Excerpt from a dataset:

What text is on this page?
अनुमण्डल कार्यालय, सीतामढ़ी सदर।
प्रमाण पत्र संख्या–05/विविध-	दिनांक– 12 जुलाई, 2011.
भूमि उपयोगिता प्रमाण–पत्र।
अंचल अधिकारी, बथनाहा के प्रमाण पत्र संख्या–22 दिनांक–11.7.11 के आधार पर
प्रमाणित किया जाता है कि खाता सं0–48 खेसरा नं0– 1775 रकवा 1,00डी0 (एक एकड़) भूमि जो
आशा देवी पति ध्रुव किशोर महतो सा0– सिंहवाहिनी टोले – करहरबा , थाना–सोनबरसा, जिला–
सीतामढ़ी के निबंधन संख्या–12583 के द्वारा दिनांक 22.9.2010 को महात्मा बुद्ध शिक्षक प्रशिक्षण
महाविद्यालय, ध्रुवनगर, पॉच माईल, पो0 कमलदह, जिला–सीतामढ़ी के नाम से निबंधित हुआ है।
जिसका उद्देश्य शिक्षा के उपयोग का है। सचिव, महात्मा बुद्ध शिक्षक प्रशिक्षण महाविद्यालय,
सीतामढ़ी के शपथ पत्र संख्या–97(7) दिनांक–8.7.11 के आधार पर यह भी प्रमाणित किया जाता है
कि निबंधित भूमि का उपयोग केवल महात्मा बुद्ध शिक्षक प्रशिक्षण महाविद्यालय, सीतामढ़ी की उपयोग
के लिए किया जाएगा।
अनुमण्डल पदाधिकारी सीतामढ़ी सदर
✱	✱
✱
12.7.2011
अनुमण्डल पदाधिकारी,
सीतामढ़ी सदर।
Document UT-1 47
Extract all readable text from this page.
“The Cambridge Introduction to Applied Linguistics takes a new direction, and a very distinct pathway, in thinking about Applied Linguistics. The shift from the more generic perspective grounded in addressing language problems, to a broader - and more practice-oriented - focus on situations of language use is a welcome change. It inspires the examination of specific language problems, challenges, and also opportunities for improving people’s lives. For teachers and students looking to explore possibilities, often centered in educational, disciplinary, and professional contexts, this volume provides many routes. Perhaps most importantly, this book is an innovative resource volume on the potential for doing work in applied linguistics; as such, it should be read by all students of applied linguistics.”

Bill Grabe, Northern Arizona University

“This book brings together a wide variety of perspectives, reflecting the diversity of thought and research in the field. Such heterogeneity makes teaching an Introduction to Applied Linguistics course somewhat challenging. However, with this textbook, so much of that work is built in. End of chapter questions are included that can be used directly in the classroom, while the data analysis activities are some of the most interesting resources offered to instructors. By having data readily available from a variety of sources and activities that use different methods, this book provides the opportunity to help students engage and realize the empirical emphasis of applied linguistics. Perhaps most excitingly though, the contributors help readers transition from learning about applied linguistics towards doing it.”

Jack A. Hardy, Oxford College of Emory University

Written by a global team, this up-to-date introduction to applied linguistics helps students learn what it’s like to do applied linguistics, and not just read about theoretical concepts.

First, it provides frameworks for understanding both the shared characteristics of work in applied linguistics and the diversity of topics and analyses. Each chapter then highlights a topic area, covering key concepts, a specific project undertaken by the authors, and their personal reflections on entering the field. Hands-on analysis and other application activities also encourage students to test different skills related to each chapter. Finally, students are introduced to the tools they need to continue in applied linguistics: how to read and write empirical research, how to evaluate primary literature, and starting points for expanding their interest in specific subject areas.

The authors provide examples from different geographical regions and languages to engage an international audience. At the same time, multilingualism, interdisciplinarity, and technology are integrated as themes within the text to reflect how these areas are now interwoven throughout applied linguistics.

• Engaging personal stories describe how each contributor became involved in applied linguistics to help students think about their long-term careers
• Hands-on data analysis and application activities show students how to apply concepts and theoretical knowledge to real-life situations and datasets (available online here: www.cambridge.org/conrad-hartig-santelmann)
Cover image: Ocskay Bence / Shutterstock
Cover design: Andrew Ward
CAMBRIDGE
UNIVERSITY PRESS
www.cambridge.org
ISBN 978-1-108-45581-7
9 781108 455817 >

REQUIRED TASK: Extract every line above exactly as it stands.

RESPONSE BELOW:
What text is on this page?
अनुमण्डल कार्यालय, सीतामढ़ी सदर।
प्रमाण पत्र संख्या–05/विविध-	दिनांक– 12 जुलाई, 2011.
भूमि उपयोगिता प्रमाण–पत्र।
अंचल अधिकारी, बथनाहा के प्रमाण पत्र संख्या–22 दिनांक–11.7.11 के आधार पर
प्रमाणित किया जाता है कि खाता सं0–48 खेसरा नं0– 1775 रकवा 1,00डी0 (एक एकड़) भूमि जो
आशा देवी पति ध्रुव किशोर महतो सा0– सिंहवाहिनी टोले – करहरबा , थाना–सोनबरसा, जिला–
सीतामढ़ी के निबंधन संख्या–12583 के द्वारा दिनांक 22.9.2010 को महात्मा बुद्ध शिक्षक प्रशिक्षण
महाविद्यालय, ध्रुवनगर, पॉच माईल, पो0 कमलदह, जिला–सीतामढ़ी के नाम से निबंधित हुआ है।
जिसका उद्देश्य शिक्षा के उपयोग का है। सचिव, महात्मा बुद्ध शिक्षक प्रशिक्षण महाविद्यालय,
सीतामढ़ी के शपथ पत्र संख्या–97(7) दिनांक–8.7.11 के आधार पर यह भी प्रमाणित किया जाता है
कि निबंधित भूमि का उपयोग केवल महात्मा बुद्ध शिक्षक प्रशिक्षण महाविद्यालय, सीतामढ़ी की उपयोग
के लिए किया जाएगा।
अनुमण्डल पदाधिकारी सीतामढ़ी सदर
✱	✱
✱
12.7.2011
अनुमण्डल पदाधिकारी,
सीतामढ़ी सदर।
Document UT-1 47
Extract all readable text from this page.
“The Cambridge Introduction to Applied Linguistics takes a new direction, and a very distinct pathway, in thinking about Applied Linguistics. The shift from the more generic perspective grounded in addressing language problems, to a broader - and more practice-oriented - focus on situations of language use is a welcome change. It inspires the examination of specific language problems, challenges, and also opportunities for improving people’s lives. For teachers and students looking to explore possibilities, often centered in educational, disciplinary, and professional contexts, this volume provides many routes. Perhaps most importantly, this book is an innovative resource volume on the potential for doing work in applied linguistics; as such, it should be read by all students of applied linguistics.”

Bill Grabe, Northern Arizona University

“This book brings together a wide variety of perspectives, reflecting the diversity of thought and research in the field. Such heterogeneity makes teaching an Introduction to Applied Linguistics course somewhat challenging. However, with this textbook, so much of that work is built in. End of chapter questions are included that can be used directly in the classroom, while the data analysis activities are some of the most interesting resources offered to instructors. By having data readily available from a variety of sources and activities that use different methods, this book provides the opportunity to help students engage and realize the empirical emphasis of applied linguistics. Perhaps most excitingly though, the contributors help readers transition from learning about applied linguistics towards doing it.”

Jack A. Hardy, Oxford College of Emory University

Written by a global team, this up-to-date introduction to applied linguistics helps students learn what it’s like to do applied linguistics, and not just read about theoretical concepts.

First, it provides frameworks for understanding both the shared characteristics of work in applied linguistics and the diversity of topics and analyses. Each chapter then highlights a topic area, covering key concepts, a specific project undertaken by the authors, and their personal reflections on entering the field. Hands-on analysis and other application activities also encourage students to test different skills related to each chapter. Finally, students are introduced to the tools they need to continue in applied linguistics: how to read and write empirical research, how to evaluate primary literature, and starting points for expanding their interest in specific subject areas.

The authors provide examples from different geographical regions and languages to engage an international audience. At the same time, multilingualism, interdisciplinarity, and technology are integrated as themes within the text to reflect how these areas are now interwoven throughout applied linguistics.

• Engaging personal stories describe how each contributor became involved in applied linguistics to help students think about their long-term careers
• Hands-on data analysis and application activities show students how to apply concepts and theoretical knowledge to real-life situations and datasets (available online here: www.cambridge.org/conrad-hartig-santelmann)
Cover image: Ocskay Bence / Shutterstock
Cover design: Andrew Ward
CAMBRIDGE
UNIVERSITY PRESS
www.cambridge.org
ISBN 978-1-108-45581-7
9 781108 455817 >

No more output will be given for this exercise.